• **What the task asks**
Isolate every line in the data with the string "this" and copy it.

== Dataset excerpts

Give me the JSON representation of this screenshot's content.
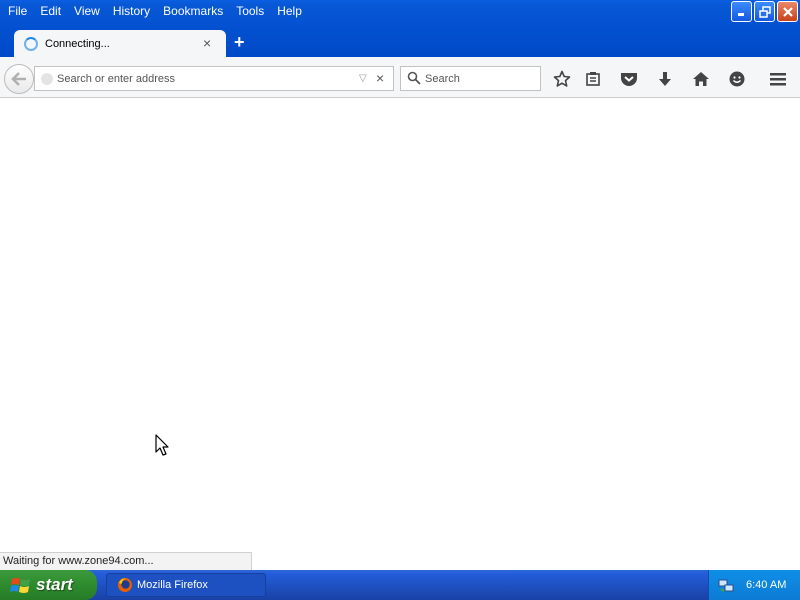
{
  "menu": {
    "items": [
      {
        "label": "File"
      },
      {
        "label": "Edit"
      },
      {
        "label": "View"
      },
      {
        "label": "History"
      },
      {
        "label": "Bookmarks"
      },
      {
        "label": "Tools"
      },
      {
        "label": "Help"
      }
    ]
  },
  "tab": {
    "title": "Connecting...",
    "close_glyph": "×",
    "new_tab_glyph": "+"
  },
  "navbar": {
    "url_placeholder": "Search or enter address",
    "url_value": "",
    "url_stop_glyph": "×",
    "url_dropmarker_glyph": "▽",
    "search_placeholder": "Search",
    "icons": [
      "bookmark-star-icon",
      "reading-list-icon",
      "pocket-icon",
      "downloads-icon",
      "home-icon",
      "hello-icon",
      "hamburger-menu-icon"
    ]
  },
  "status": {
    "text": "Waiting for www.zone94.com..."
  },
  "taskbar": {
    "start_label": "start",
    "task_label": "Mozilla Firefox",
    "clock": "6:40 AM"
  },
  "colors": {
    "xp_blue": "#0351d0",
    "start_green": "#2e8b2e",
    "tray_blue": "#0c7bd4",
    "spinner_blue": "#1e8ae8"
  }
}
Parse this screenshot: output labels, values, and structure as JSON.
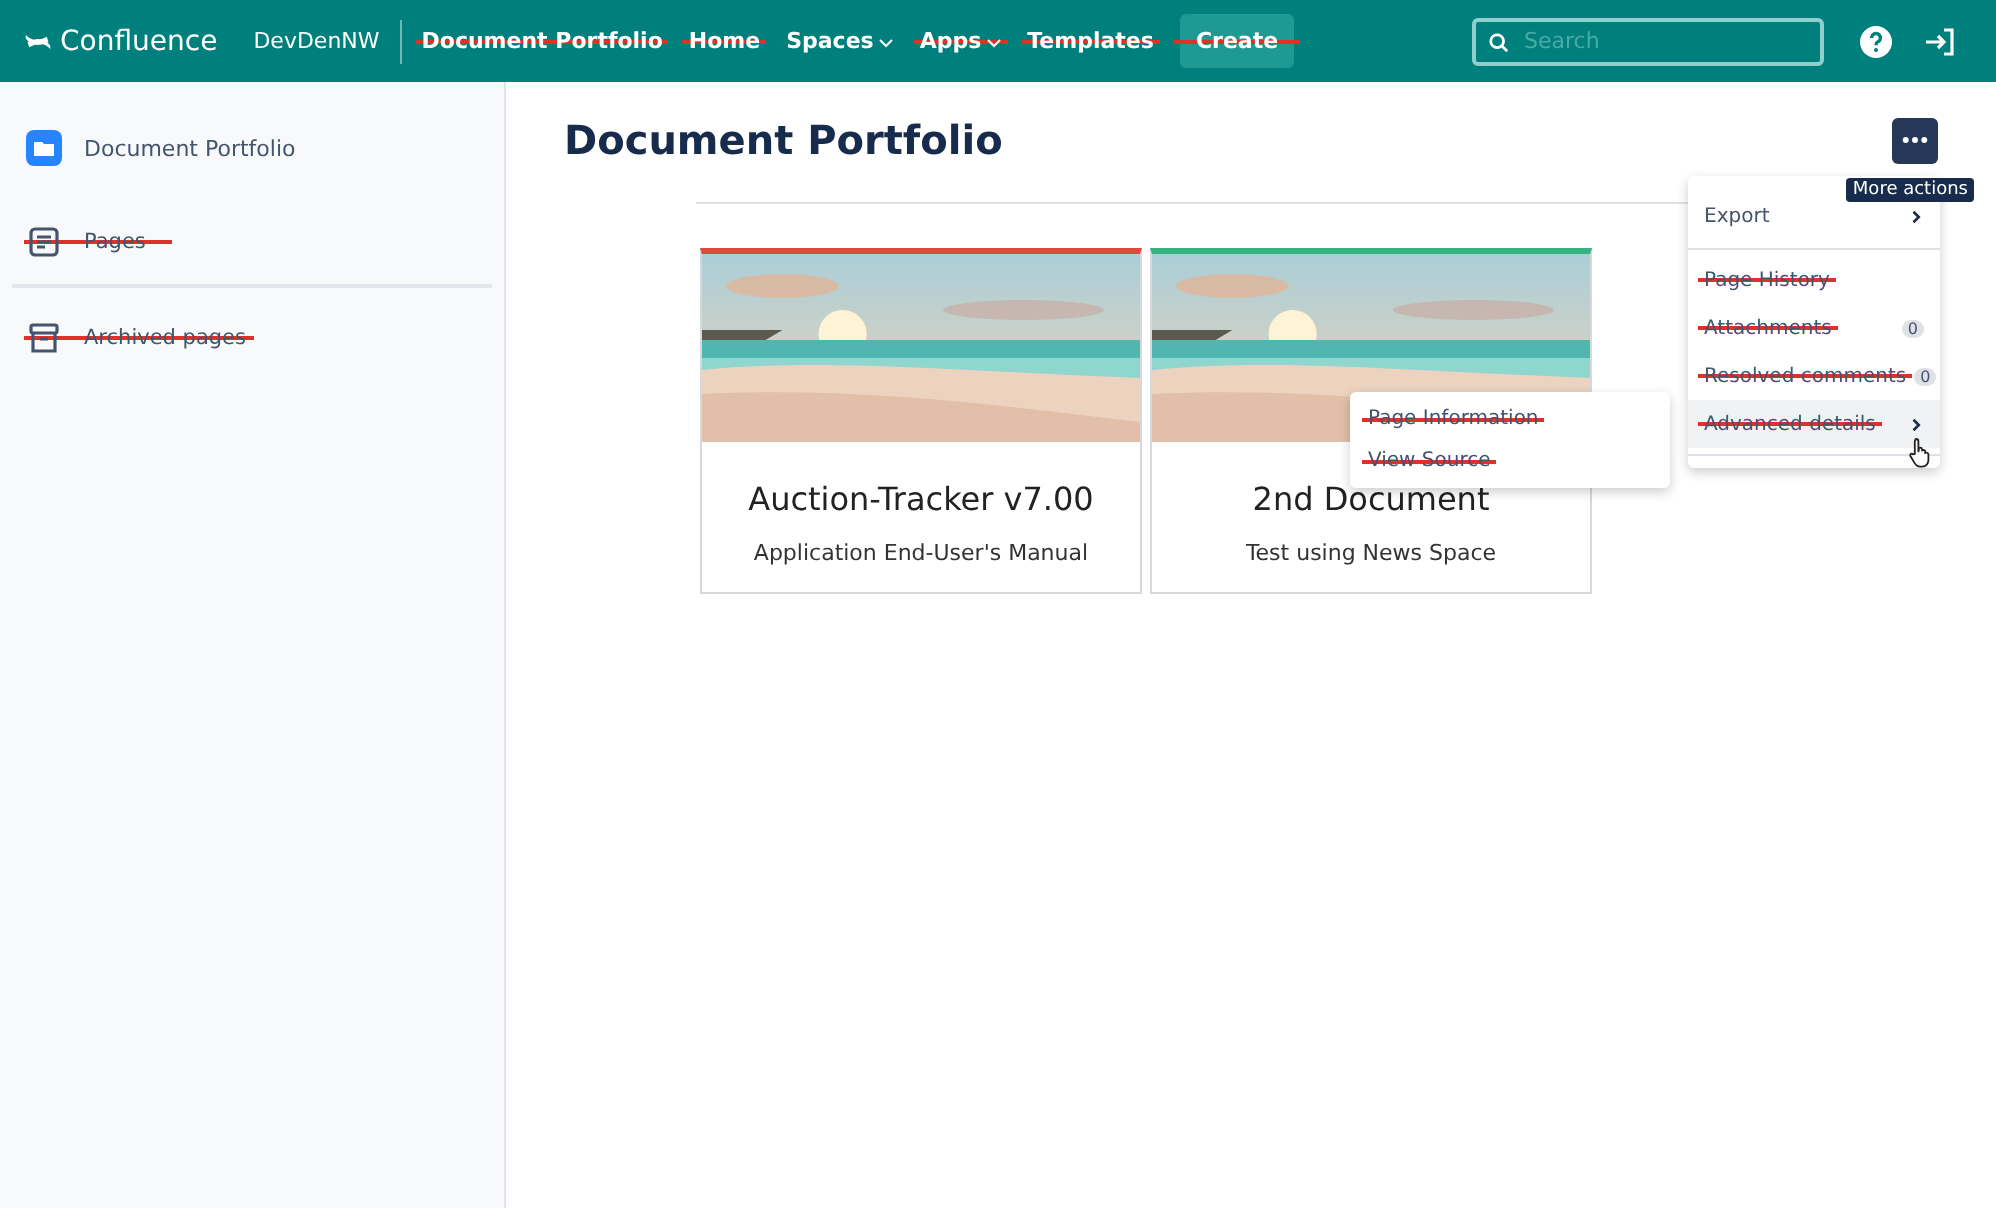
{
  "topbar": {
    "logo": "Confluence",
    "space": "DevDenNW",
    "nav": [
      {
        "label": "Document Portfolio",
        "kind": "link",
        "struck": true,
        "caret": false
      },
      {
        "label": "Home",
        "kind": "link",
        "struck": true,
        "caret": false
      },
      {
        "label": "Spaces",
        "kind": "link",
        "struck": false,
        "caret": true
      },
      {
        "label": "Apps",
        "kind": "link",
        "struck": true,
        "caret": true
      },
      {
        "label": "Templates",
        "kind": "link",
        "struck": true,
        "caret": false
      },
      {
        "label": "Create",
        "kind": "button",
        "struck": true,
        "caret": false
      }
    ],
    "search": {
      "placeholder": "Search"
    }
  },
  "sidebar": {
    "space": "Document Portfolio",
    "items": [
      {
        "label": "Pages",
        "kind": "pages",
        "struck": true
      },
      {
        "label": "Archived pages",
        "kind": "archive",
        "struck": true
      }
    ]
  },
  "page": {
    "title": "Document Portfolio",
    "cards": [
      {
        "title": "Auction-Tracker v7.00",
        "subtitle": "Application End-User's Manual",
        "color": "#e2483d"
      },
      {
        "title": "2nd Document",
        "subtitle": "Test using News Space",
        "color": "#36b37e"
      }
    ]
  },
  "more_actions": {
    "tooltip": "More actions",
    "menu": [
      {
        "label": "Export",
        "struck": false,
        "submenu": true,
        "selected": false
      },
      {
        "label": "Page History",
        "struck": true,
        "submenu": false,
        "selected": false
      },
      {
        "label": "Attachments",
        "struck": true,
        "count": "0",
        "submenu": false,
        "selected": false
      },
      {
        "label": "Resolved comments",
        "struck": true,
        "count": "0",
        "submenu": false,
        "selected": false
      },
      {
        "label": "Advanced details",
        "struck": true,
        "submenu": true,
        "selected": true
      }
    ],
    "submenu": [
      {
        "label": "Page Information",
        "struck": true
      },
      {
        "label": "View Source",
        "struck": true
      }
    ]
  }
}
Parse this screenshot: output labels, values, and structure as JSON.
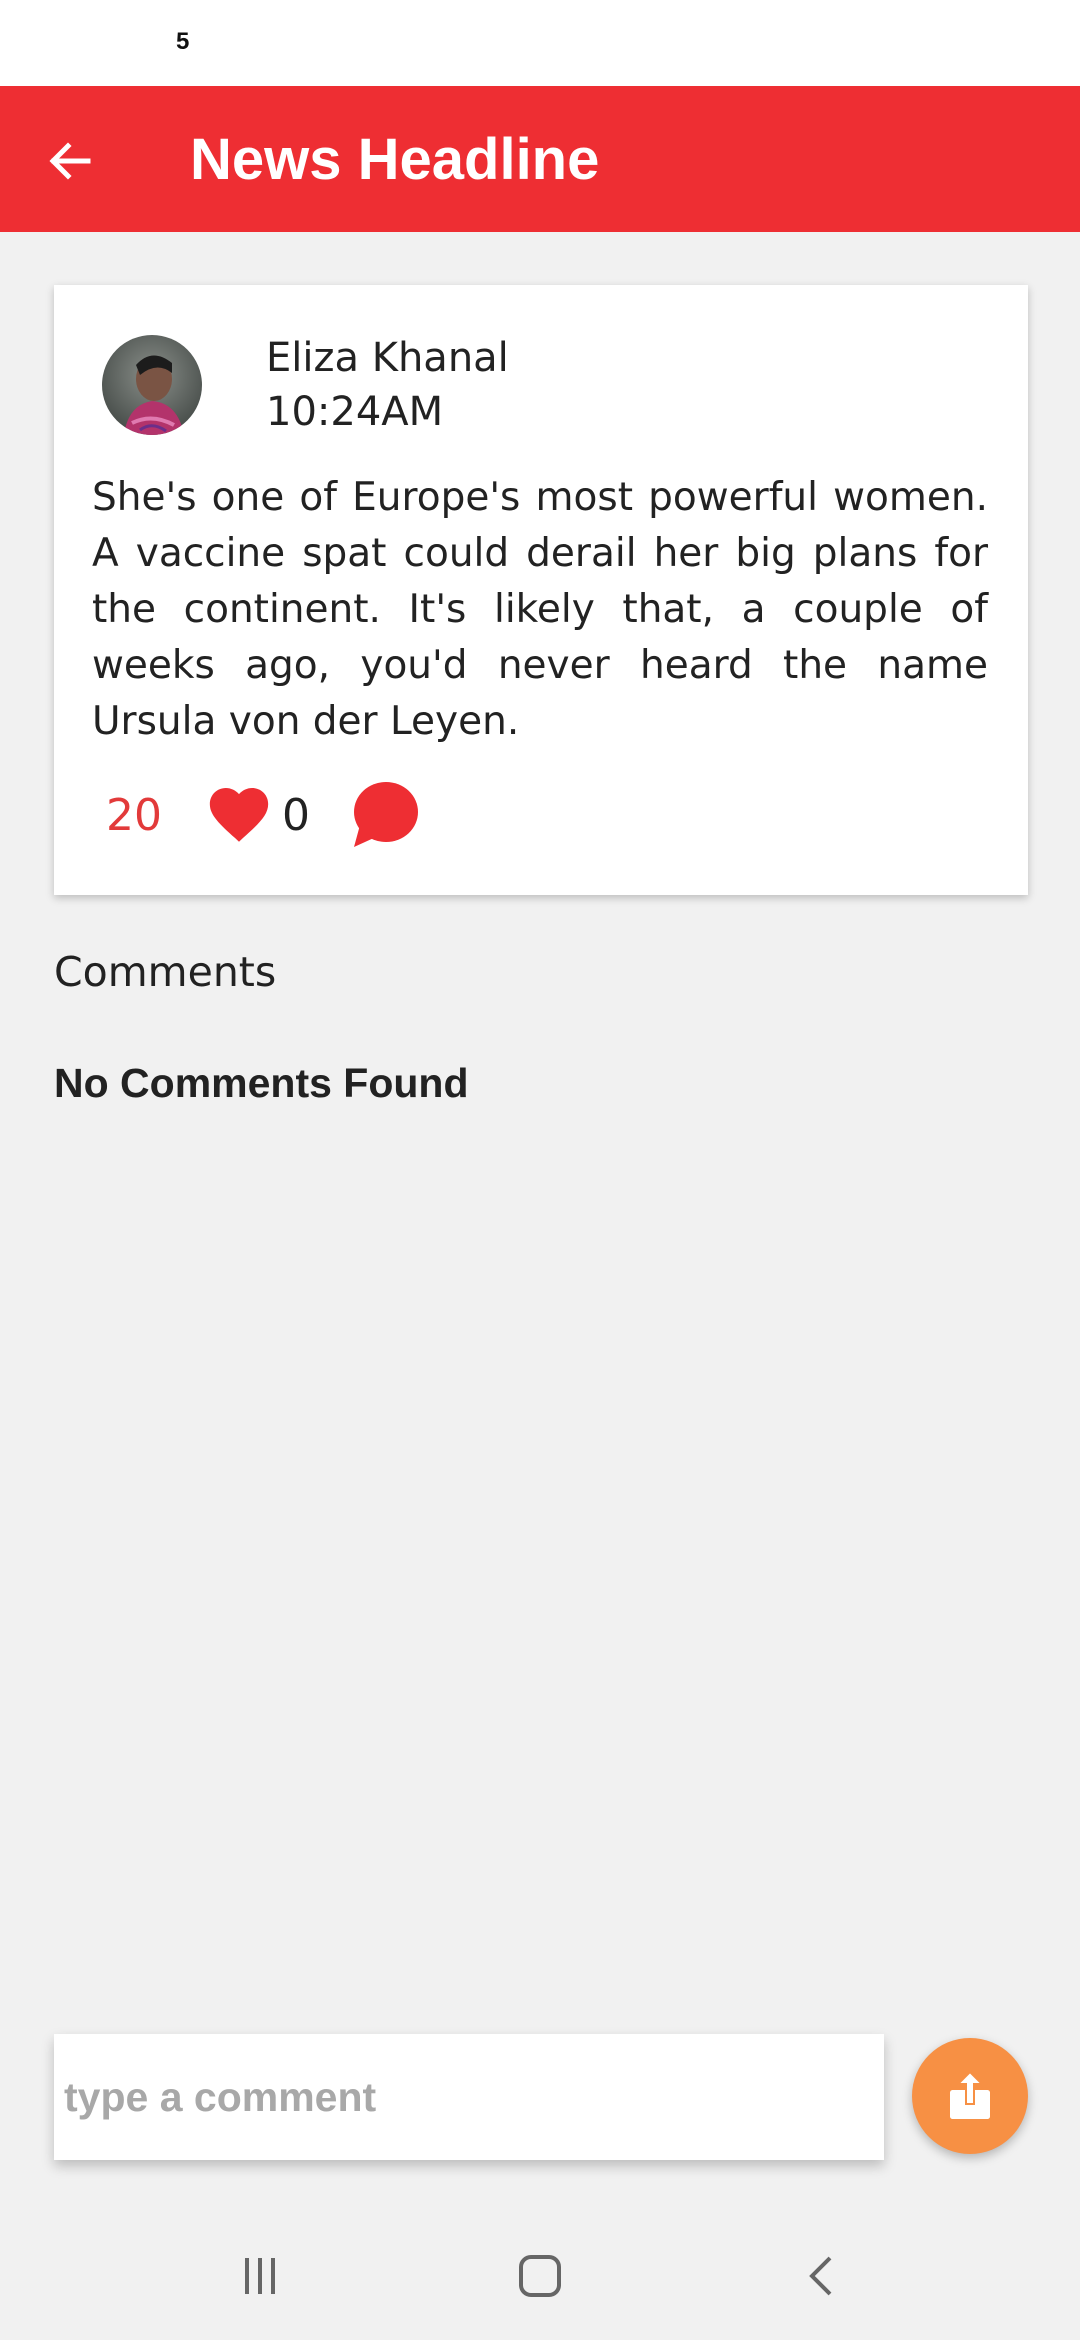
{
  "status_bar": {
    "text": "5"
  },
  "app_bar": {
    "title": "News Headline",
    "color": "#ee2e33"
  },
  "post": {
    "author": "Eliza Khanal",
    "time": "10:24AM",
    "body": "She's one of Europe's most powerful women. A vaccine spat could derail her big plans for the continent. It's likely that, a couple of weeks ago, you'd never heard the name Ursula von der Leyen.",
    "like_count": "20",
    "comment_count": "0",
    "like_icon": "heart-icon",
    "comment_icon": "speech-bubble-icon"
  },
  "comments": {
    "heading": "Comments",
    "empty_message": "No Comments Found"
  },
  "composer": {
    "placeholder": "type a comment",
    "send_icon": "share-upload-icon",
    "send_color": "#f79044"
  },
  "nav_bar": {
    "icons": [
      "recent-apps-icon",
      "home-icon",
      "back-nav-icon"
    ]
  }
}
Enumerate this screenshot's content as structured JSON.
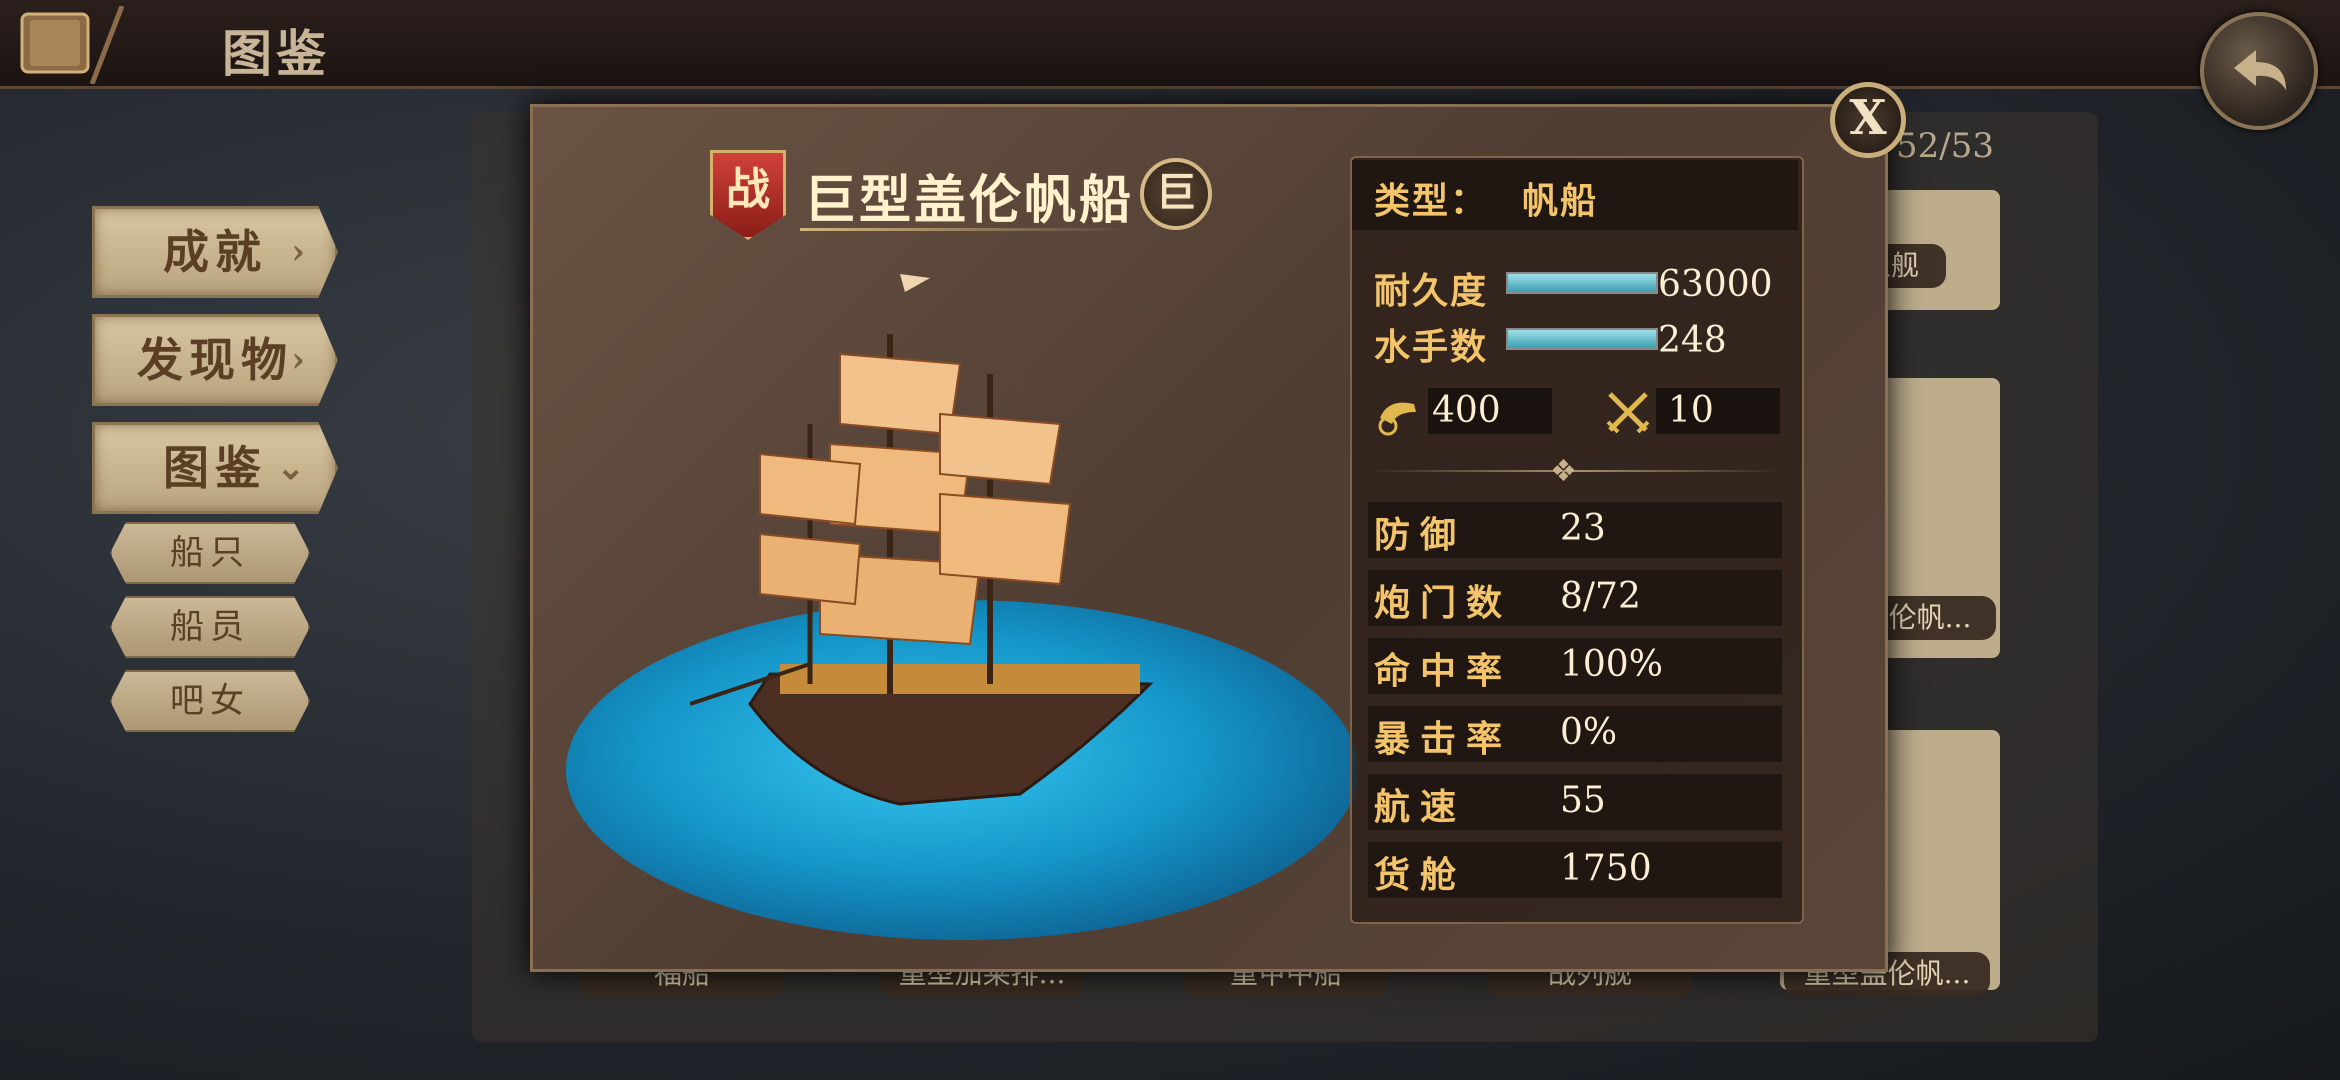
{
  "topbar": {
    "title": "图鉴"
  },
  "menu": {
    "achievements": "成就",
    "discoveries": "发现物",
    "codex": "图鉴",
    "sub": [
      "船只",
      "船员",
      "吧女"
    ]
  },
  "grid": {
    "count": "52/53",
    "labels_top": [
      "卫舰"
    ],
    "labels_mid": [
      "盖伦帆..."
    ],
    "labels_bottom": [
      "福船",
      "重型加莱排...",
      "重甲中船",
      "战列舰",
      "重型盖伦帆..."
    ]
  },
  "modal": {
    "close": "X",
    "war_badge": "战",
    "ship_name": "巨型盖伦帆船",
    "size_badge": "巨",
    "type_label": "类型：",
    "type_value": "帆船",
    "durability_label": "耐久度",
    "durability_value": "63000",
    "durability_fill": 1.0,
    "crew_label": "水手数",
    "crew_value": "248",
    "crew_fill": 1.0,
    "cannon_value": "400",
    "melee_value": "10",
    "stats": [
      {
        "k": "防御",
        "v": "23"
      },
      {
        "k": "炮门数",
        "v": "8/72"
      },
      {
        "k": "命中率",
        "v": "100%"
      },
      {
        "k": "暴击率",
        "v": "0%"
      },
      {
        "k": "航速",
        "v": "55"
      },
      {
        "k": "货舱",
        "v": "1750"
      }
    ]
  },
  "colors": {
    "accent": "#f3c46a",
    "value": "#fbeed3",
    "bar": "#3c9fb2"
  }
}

====

• **The answer**
Give me the JSON representation of this screenshot's content.
Parse this screenshot: output labels, values, and structure as JSON.
Parse this screenshot: output labels, values, and structure as JSON.
Enumerate this screenshot's content as structured JSON.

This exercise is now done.